--- START ---

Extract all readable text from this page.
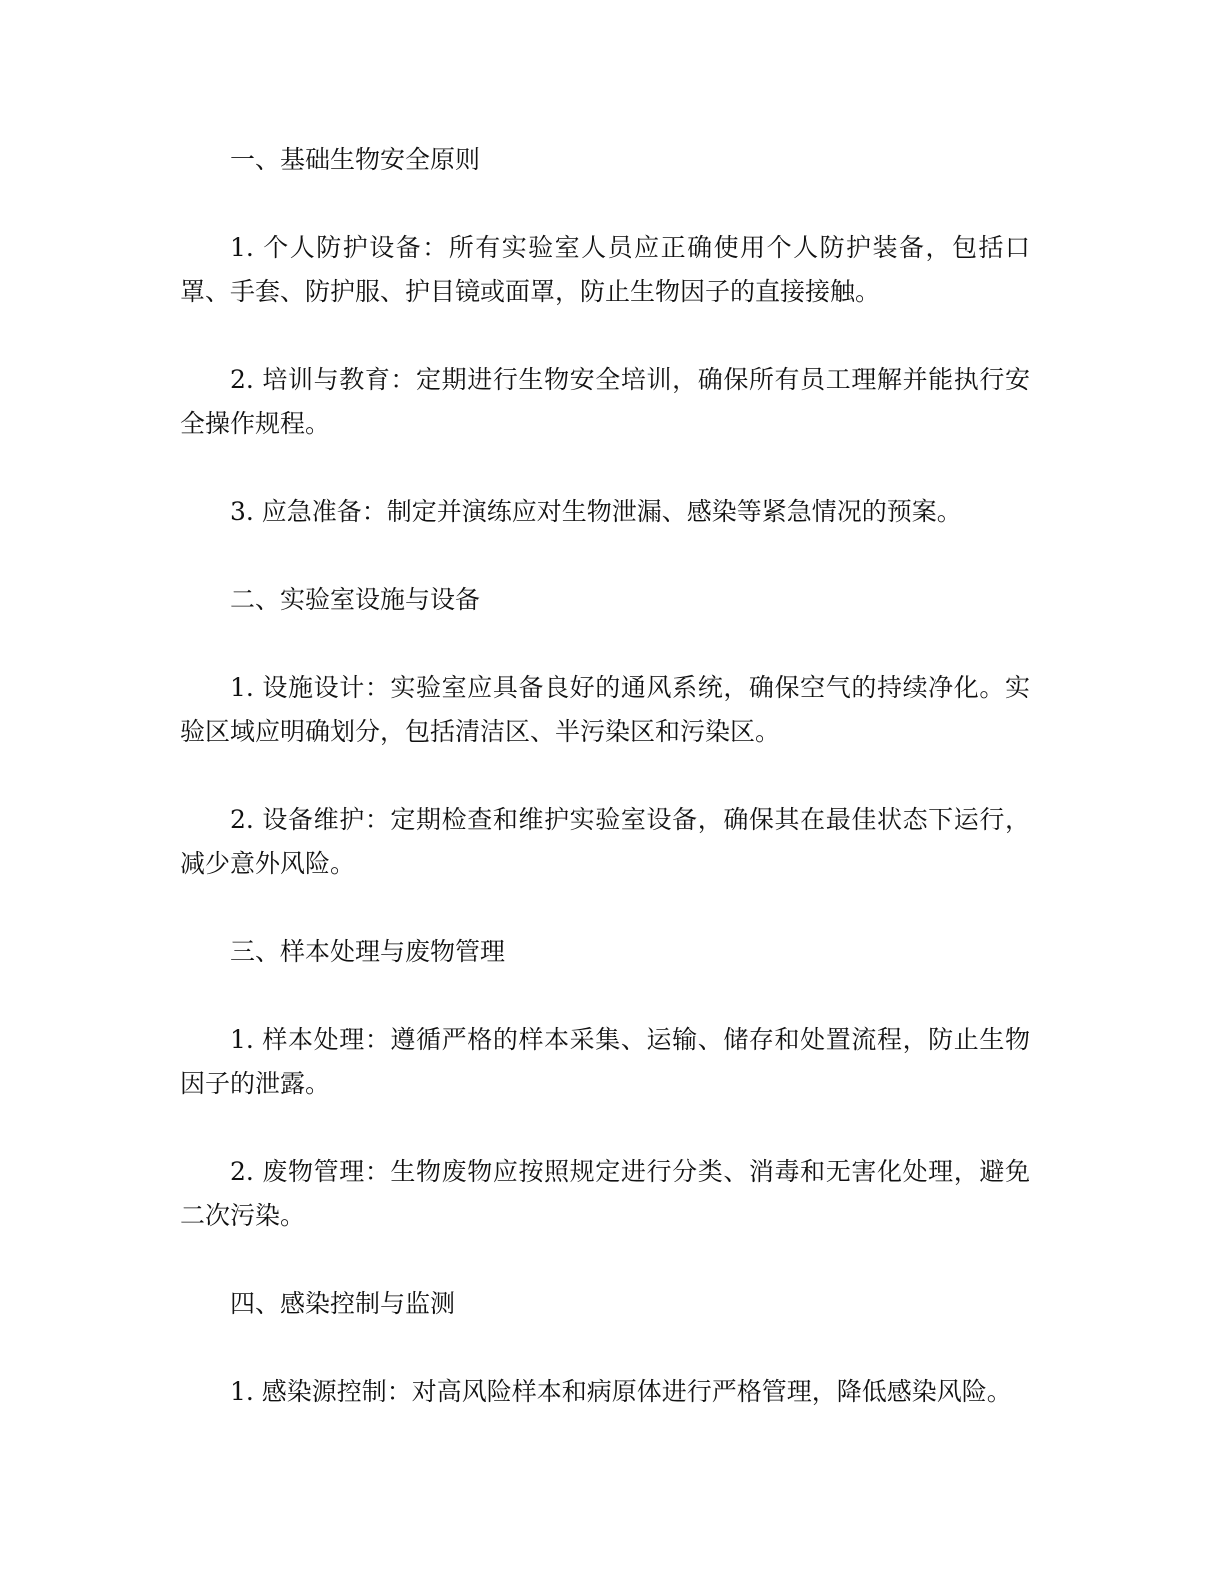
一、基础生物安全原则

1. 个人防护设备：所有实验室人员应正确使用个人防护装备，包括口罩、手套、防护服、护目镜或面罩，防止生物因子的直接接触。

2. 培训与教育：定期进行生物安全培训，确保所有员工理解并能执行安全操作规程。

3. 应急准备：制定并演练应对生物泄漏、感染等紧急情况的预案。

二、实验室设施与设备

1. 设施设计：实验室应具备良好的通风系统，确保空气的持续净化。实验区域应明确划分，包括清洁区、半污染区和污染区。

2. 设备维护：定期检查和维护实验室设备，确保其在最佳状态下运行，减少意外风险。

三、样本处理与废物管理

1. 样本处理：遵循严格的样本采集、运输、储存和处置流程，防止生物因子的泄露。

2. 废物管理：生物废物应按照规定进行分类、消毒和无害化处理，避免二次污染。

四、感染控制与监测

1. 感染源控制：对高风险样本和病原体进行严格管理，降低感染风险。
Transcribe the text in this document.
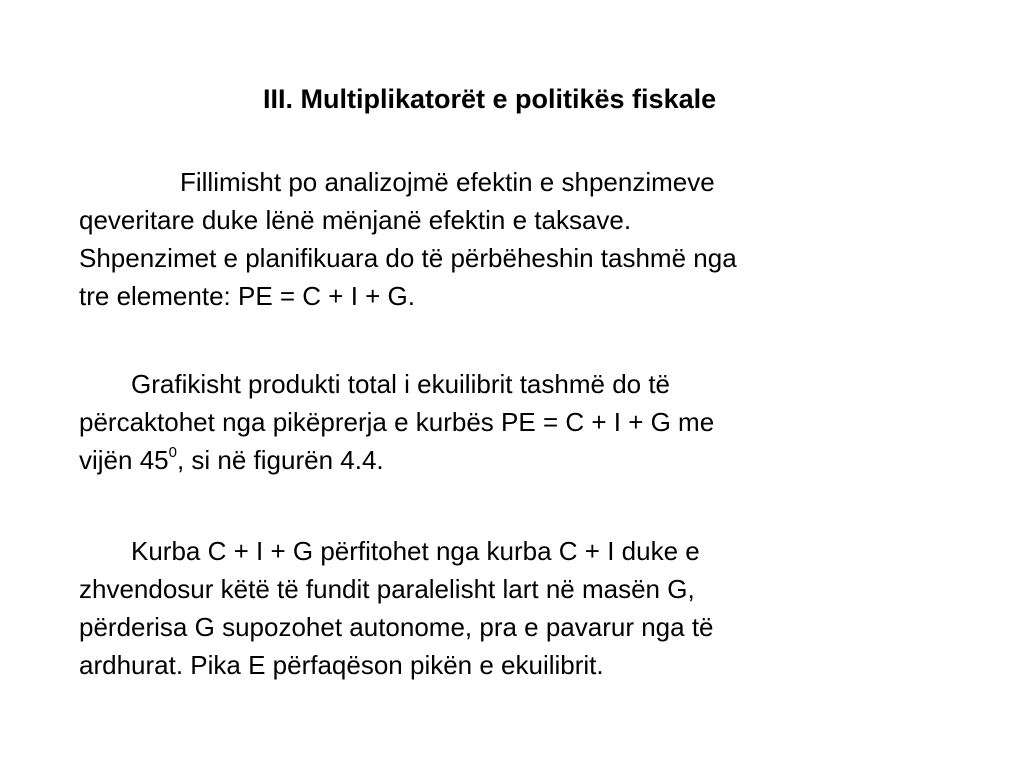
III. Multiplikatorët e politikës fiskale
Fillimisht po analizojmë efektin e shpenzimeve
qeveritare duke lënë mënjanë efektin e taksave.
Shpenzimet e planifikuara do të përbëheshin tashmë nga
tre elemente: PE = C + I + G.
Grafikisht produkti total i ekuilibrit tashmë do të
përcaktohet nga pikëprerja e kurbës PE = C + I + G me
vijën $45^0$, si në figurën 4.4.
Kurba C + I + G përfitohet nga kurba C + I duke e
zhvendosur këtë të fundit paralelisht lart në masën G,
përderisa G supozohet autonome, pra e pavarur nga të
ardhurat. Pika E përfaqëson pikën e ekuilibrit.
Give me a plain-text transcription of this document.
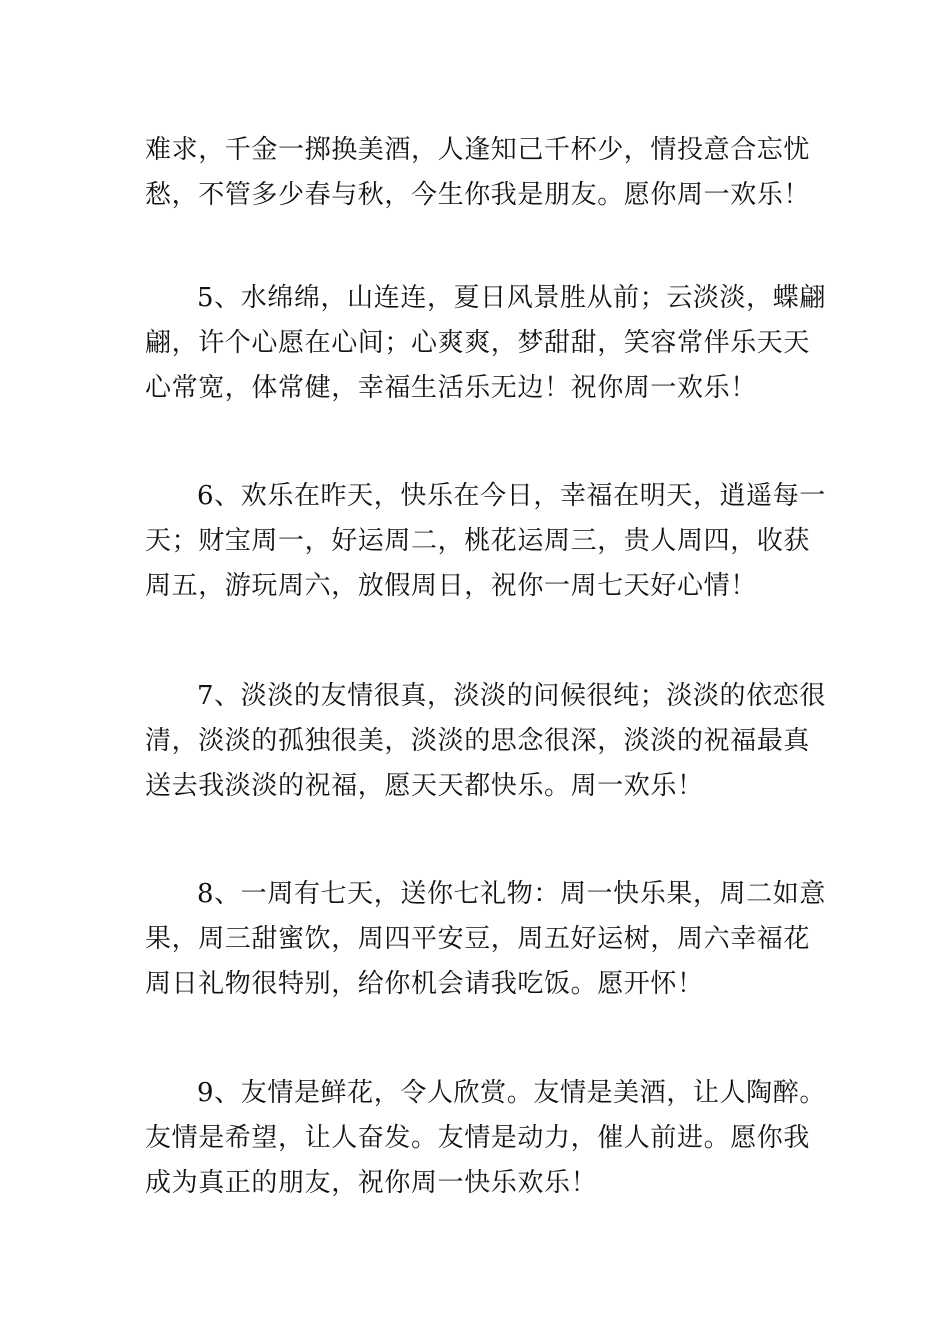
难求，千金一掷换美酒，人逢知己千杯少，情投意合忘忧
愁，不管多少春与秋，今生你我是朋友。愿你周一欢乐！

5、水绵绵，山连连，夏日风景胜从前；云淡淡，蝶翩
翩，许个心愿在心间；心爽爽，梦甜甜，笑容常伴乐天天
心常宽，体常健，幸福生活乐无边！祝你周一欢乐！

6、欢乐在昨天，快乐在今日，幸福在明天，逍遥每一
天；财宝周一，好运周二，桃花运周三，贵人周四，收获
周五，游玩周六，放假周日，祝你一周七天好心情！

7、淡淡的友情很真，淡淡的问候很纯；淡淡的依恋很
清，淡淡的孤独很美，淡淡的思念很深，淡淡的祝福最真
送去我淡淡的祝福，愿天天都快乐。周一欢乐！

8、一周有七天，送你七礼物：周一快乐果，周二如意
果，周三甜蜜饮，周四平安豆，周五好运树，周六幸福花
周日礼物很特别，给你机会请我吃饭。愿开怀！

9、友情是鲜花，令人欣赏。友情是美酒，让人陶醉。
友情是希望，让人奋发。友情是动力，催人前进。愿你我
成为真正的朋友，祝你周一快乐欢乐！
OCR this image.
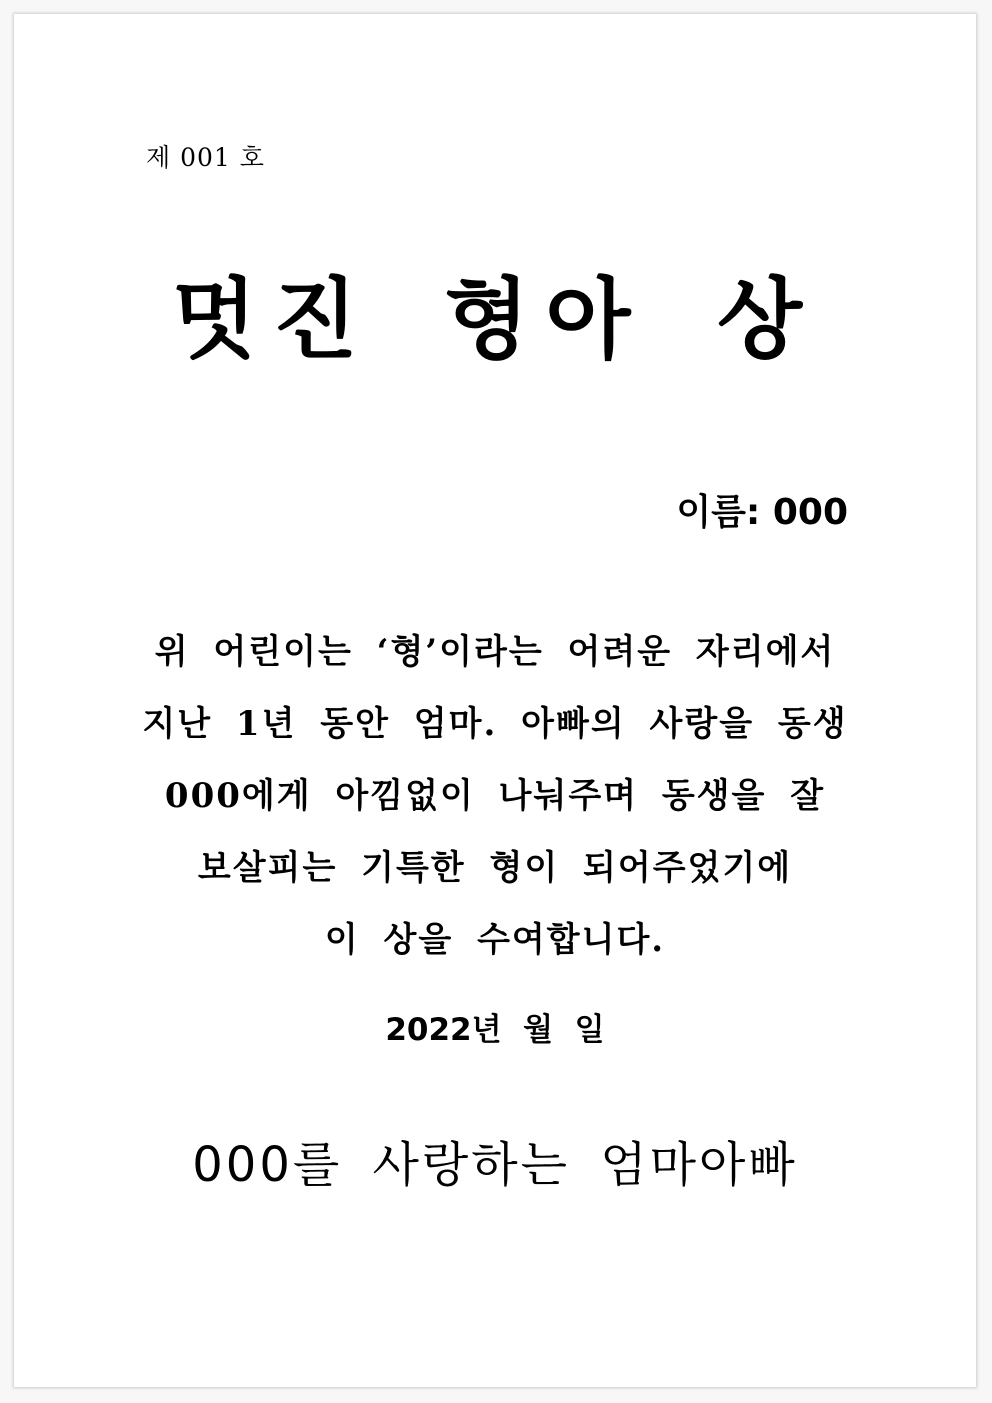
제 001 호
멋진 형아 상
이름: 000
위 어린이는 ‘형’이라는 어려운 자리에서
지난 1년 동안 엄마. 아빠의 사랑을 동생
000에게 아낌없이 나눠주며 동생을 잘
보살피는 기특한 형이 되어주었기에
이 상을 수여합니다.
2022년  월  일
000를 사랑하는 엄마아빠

--- END ---

[Aim] Reproduce the material in its entirety and word for word, without the pictures.

[Solved problem]
Extract all readable text from this page.
一、基础生物安全原则

1. 个人防护设备：所有实验室人员应正确使用个人防护装备，包括口罩、手套、防护服、护目镜或面罩，防止生物因子的直接接触。

2. 培训与教育：定期进行生物安全培训，确保所有员工理解并能执行安全操作规程。

3. 应急准备：制定并演练应对生物泄漏、感染等紧急情况的预案。

二、实验室设施与设备

1. 设施设计：实验室应具备良好的通风系统，确保空气的持续净化。实验区域应明确划分，包括清洁区、半污染区和污染区。

2. 设备维护：定期检查和维护实验室设备，确保其在最佳状态下运行，减少意外风险。

三、样本处理与废物管理

1. 样本处理：遵循严格的样本采集、运输、储存和处置流程，防止生物因子的泄露。

2. 废物管理：生物废物应按照规定进行分类、消毒和无害化处理，避免二次污染。

四、感染控制与监测

1. 感染源控制：对高风险样本和病原体进行严格管理，降低感染风险。
Transcribe the text in this document.
III. Multiplikatorët e politikës fiskale
Fillimisht po analizojmë efektin e shpenzimeve
qeveritare duke lënë mënjanë efektin e taksave.
Shpenzimet e planifikuara do të përbëheshin tashmë nga
tre elemente: PE = C + I + G.
Grafikisht produkti total i ekuilibrit tashmë do të
përcaktohet nga pikëprerja e kurbës PE = C + I + G me
vijën $45^0$, si në figurën 4.4.
Kurba C + I + G përfitohet nga kurba C + I duke e
zhvendosur këtë të fundit paralelisht lart në masën G,
përderisa G supozohet autonome, pra e pavarur nga të
ardhurat. Pika E përfaqëson pikën e ekuilibrit.
Give me a plain-text transcription of this document.
难求，千金一掷换美酒，人逢知己千杯少，情投意合忘忧
愁，不管多少春与秋，今生你我是朋友。愿你周一欢乐！

5、水绵绵，山连连，夏日风景胜从前；云淡淡，蝶翩
翩，许个心愿在心间；心爽爽，梦甜甜，笑容常伴乐天天
心常宽，体常健，幸福生活乐无边！祝你周一欢乐！

6、欢乐在昨天，快乐在今日，幸福在明天，逍遥每一
天；财宝周一，好运周二，桃花运周三，贵人周四，收获
周五，游玩周六，放假周日，祝你一周七天好心情！

7、淡淡的友情很真，淡淡的问候很纯；淡淡的依恋很
清，淡淡的孤独很美，淡淡的思念很深，淡淡的祝福最真
送去我淡淡的祝福，愿天天都快乐。周一欢乐！

8、一周有七天，送你七礼物：周一快乐果，周二如意
果，周三甜蜜饮，周四平安豆，周五好运树，周六幸福花
周日礼物很特别，给你机会请我吃饭。愿开怀！

9、友情是鲜花，令人欣赏。友情是美酒，让人陶醉。
友情是希望，让人奋发。友情是动力，催人前进。愿你我
成为真正的朋友，祝你周一快乐欢乐！
OCR this image.
제 001 호
멋진 형아 상
이름: 000
위 어린이는 ‘형’이라는 어려운 자리에서
지난 1년 동안 엄마. 아빠의 사랑을 동생
000에게 아낌없이 나눠주며 동생을 잘
보살피는 기특한 형이 되어주었기에
이 상을 수여합니다.
2022년  월  일
000를 사랑하는 엄마아빠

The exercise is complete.